**THE RECORDS:**
______

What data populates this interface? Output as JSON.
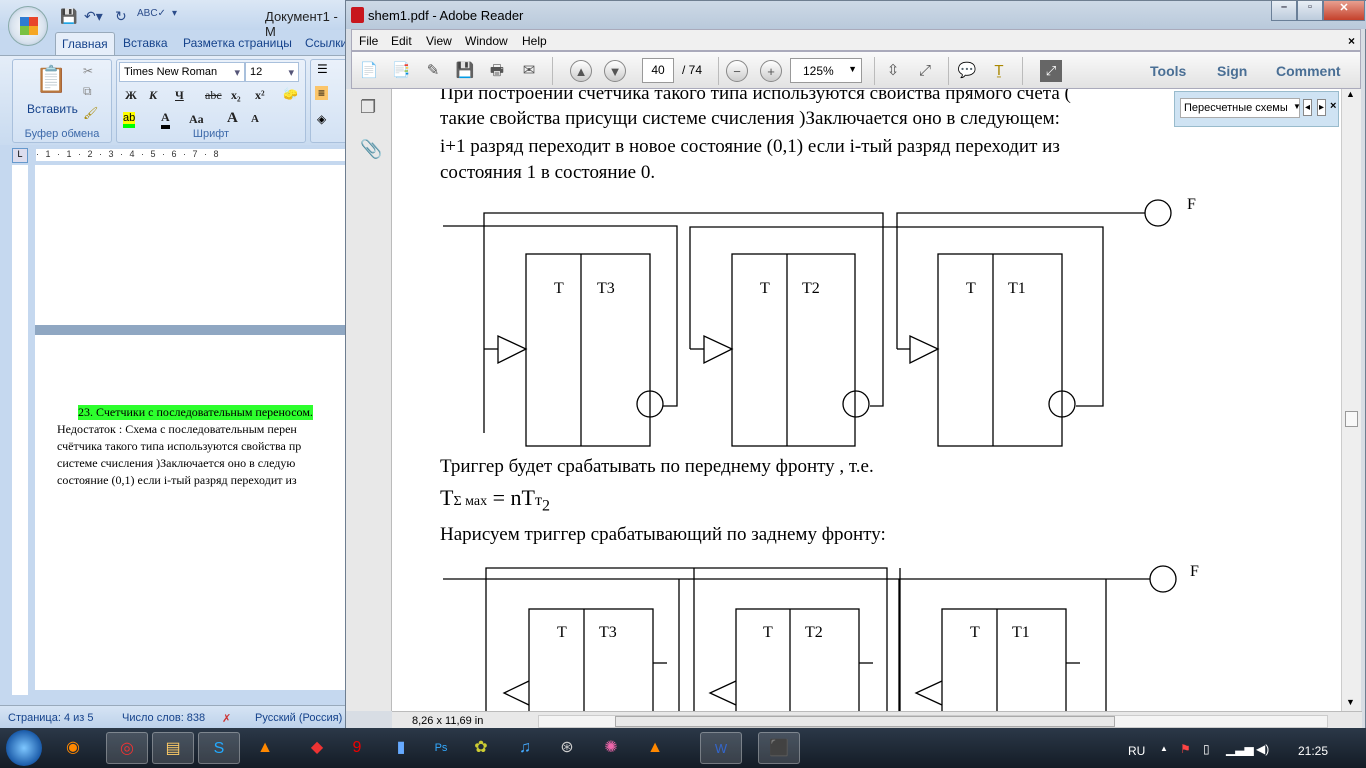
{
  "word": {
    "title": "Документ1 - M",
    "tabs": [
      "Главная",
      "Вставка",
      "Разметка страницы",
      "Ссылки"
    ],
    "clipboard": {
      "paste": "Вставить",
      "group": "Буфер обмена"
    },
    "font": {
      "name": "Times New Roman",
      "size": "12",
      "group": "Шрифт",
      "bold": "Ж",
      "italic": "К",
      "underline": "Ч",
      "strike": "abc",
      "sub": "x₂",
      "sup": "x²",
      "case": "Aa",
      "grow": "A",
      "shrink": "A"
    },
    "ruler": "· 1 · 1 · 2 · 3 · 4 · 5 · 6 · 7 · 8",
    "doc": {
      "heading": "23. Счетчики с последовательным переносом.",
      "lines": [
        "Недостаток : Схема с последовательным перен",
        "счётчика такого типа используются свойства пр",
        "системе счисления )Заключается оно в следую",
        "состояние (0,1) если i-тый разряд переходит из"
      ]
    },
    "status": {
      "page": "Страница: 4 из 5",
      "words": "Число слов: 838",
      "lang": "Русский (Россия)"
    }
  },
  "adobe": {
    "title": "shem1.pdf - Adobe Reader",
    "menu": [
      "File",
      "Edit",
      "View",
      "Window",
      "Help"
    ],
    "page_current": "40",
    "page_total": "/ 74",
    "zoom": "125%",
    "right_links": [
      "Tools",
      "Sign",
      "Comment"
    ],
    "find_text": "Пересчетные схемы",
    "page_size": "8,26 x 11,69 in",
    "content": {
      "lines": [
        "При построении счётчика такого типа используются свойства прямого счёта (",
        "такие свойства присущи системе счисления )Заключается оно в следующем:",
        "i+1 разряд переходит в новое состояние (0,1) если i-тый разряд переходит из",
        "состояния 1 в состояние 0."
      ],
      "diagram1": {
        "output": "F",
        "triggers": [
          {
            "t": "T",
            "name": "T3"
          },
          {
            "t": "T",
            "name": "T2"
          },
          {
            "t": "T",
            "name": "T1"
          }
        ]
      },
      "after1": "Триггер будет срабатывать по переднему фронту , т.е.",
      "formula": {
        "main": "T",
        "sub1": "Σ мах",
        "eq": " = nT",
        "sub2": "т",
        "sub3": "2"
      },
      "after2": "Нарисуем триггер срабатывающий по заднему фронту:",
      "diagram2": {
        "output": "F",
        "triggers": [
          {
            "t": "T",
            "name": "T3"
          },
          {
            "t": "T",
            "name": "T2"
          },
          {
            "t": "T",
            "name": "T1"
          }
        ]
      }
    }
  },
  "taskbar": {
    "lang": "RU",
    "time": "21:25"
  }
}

______

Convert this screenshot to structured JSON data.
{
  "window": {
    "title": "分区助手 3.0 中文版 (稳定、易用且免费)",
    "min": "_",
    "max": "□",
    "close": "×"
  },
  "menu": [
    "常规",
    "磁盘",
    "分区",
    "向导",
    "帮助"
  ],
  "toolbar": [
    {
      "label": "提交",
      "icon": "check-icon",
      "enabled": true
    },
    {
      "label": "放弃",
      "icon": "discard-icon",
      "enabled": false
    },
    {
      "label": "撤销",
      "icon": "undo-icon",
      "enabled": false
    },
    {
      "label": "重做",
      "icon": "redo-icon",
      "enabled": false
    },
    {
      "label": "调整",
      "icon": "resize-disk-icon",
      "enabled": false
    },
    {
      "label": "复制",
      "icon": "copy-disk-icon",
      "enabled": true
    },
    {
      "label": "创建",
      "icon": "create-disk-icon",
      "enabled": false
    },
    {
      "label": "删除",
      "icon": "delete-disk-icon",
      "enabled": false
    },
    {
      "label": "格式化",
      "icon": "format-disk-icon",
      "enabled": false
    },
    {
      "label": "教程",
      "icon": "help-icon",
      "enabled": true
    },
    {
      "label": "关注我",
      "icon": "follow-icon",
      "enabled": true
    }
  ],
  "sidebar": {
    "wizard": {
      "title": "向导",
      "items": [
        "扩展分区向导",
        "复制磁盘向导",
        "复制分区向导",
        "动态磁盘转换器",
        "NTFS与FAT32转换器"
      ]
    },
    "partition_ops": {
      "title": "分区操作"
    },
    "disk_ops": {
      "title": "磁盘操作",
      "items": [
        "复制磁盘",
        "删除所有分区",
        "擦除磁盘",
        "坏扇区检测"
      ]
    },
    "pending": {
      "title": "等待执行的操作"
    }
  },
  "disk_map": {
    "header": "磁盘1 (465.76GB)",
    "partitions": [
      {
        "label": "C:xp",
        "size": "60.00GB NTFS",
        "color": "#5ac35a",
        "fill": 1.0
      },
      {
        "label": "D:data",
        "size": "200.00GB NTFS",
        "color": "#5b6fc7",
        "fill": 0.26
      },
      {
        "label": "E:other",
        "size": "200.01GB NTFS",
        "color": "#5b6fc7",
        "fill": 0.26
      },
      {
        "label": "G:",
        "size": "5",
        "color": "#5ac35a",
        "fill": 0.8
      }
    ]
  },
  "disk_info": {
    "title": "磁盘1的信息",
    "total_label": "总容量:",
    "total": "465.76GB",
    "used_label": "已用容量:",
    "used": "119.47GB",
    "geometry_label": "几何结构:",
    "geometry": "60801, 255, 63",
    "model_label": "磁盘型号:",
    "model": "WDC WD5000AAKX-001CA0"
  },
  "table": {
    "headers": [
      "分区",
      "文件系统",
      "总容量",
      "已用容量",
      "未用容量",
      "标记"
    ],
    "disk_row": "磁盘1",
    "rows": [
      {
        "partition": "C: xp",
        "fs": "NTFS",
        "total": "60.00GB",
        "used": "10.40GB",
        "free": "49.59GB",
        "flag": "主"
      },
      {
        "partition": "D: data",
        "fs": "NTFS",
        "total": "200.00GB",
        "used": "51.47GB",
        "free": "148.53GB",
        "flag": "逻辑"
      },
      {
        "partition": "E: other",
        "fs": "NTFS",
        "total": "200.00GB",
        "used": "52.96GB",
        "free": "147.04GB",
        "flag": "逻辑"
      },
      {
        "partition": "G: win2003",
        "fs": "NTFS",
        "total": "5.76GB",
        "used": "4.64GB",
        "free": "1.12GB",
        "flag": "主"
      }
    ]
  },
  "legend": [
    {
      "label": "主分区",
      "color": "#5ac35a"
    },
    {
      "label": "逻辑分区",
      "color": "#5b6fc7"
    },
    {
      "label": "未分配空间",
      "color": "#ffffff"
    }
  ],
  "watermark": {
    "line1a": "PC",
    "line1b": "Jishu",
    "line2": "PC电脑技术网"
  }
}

______

**REQUIRED TASK:** Return each full line of the entries that contains the word "разряд".

**TASK RESPONSE:**
        "состояние (0,1) если i-тый разряд переходит из"
        "i+1 разряд переходит в новое состояние (0,1) если i-тый разряд переходит из",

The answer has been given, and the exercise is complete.